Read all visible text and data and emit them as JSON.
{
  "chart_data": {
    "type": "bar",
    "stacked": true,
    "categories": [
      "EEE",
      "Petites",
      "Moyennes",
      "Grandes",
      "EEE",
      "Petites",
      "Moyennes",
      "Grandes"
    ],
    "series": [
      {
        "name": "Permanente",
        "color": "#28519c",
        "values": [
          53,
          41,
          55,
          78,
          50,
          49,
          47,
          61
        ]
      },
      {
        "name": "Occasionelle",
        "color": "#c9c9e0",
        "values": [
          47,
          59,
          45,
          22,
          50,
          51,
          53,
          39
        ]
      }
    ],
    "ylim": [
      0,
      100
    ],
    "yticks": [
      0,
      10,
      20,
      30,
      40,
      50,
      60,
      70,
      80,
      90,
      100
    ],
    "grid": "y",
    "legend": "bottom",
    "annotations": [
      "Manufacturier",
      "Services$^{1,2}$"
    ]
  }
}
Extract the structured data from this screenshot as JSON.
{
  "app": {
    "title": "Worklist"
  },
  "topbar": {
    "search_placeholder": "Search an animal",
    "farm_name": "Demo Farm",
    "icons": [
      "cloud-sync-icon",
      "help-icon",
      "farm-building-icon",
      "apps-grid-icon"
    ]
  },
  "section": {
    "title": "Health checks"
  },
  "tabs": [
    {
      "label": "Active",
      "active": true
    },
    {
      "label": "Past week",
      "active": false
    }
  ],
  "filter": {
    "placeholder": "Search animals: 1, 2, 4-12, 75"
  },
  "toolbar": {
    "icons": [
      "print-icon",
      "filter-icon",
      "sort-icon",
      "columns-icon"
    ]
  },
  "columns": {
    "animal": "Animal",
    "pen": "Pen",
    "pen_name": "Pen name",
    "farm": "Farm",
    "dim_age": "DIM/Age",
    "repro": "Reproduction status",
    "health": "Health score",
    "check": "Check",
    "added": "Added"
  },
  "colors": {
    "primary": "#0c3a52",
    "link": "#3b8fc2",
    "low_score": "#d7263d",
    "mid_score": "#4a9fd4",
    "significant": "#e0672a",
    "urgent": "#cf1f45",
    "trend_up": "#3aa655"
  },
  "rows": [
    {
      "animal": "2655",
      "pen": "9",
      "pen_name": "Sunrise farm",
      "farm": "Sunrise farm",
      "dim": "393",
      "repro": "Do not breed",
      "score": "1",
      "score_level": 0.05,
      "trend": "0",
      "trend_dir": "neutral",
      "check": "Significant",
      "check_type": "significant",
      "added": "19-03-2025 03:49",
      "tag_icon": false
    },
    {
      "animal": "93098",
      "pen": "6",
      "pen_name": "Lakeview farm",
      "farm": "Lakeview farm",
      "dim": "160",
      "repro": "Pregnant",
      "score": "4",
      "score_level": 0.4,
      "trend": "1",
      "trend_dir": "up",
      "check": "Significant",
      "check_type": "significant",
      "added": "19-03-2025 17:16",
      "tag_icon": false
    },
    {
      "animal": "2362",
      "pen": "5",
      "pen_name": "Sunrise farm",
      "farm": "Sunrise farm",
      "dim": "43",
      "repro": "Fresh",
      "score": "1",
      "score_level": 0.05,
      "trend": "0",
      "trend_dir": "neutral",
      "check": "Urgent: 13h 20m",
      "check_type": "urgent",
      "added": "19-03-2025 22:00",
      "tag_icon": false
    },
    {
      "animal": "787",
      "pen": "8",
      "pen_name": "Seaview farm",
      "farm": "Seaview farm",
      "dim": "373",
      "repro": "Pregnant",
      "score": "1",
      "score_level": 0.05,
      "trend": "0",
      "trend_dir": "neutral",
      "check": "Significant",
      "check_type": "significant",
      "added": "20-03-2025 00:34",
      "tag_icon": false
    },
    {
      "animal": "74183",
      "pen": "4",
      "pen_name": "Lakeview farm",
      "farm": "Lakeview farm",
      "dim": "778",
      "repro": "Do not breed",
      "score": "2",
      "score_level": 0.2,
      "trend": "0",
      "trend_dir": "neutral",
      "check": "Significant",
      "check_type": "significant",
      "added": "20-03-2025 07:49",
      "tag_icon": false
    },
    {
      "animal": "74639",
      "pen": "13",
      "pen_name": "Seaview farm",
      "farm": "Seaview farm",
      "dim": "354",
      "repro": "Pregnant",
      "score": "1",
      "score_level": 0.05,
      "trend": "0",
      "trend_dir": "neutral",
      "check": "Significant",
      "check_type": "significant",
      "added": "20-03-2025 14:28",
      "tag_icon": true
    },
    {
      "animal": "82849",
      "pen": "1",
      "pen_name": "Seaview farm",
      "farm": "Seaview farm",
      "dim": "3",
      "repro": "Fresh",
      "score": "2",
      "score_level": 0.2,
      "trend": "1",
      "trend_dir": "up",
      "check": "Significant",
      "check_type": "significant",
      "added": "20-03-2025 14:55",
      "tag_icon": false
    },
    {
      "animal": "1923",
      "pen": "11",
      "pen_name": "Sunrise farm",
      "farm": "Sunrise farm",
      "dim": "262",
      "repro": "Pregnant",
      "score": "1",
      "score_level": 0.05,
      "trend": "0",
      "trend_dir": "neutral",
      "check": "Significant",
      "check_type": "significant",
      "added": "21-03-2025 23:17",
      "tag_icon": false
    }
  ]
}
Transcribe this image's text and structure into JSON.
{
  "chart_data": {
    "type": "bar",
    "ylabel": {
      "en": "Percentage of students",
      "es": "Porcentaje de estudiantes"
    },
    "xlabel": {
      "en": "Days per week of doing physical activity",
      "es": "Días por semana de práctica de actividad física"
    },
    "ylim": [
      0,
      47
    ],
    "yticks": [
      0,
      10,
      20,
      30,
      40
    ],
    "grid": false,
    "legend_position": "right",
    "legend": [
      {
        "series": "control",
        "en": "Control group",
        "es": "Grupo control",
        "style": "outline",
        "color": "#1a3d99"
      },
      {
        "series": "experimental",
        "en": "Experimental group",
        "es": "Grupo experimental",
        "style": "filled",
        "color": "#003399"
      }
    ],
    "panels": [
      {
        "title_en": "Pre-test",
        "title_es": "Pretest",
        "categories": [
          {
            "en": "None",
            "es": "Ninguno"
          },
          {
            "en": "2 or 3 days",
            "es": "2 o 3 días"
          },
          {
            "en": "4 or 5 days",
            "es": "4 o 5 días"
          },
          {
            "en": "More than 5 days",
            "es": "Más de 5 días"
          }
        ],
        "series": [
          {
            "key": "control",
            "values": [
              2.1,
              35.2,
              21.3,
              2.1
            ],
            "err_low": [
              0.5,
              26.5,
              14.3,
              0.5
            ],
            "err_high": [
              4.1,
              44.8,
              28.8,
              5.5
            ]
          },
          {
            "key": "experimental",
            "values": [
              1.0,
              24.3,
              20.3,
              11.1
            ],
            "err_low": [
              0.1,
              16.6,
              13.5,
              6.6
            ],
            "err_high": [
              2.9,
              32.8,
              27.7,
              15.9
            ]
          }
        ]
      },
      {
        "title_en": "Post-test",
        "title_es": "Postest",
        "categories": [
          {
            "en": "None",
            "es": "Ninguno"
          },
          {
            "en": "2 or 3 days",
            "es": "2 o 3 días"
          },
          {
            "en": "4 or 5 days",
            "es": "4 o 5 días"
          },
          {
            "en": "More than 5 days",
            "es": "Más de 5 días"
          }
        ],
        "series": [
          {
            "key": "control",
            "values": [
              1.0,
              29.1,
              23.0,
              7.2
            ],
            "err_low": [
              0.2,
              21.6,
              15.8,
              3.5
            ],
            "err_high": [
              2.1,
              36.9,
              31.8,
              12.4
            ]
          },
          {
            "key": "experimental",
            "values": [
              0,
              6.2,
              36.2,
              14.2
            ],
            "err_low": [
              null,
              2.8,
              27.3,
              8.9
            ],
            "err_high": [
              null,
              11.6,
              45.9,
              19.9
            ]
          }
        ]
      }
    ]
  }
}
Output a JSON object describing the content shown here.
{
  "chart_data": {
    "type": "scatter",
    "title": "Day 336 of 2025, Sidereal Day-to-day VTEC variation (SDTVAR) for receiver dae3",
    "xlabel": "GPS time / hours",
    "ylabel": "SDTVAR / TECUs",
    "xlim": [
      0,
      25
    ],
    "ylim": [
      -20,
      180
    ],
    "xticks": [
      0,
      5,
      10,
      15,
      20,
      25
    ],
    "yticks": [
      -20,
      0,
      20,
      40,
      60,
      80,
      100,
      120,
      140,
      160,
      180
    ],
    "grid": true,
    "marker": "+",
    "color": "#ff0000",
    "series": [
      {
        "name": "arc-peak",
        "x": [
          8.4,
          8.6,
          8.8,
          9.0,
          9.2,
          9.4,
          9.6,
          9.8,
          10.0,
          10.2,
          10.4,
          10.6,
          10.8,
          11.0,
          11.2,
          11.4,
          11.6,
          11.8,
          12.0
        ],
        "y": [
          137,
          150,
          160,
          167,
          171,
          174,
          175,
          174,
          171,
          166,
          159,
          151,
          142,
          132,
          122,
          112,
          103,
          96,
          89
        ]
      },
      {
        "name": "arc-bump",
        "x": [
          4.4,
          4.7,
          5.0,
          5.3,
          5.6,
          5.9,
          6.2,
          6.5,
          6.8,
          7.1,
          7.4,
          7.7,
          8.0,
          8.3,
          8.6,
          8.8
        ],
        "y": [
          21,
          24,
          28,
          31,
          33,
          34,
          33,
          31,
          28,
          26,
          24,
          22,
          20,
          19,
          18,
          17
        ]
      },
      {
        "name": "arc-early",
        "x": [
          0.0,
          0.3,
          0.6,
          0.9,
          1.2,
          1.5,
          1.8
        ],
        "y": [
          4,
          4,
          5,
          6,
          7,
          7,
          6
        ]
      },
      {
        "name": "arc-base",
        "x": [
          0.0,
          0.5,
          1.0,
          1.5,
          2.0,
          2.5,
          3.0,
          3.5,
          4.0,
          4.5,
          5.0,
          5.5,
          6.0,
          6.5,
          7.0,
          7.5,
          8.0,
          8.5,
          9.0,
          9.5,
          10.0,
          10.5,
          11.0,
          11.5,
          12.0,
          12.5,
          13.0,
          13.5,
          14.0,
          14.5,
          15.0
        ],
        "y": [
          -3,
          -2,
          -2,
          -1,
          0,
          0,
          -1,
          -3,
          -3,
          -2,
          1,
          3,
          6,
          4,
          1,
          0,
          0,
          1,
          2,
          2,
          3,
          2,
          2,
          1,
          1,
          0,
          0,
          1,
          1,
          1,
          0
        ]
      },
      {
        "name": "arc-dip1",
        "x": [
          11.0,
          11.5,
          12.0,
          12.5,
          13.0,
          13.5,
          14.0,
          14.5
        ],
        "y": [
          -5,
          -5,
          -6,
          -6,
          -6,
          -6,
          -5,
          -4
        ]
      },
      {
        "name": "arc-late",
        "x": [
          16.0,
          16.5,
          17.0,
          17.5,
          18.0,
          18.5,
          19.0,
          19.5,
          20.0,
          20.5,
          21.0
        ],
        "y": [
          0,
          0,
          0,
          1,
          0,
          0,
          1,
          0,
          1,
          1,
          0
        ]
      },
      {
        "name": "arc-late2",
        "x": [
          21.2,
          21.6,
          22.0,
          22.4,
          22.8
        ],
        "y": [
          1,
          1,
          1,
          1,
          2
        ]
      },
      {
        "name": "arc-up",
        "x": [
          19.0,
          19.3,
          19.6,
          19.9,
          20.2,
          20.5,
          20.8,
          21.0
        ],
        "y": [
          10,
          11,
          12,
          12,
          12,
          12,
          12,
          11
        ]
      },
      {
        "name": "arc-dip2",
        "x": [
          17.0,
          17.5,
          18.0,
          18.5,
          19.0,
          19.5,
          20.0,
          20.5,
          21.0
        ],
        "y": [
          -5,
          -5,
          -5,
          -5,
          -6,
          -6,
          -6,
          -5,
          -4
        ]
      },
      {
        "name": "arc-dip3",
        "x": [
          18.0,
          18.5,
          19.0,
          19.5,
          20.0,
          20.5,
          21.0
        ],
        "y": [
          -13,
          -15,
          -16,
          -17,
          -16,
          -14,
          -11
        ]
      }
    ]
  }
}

..............................

### Goal
From the data, collect all lines where the string "SDTVAR" appears.

### Written answer
    "title": "Day 336 of 2025, Sidereal Day-to-day VTEC variation (SDTVAR) for receiver dae3",
    "ylabel": "SDTVAR / TECUs",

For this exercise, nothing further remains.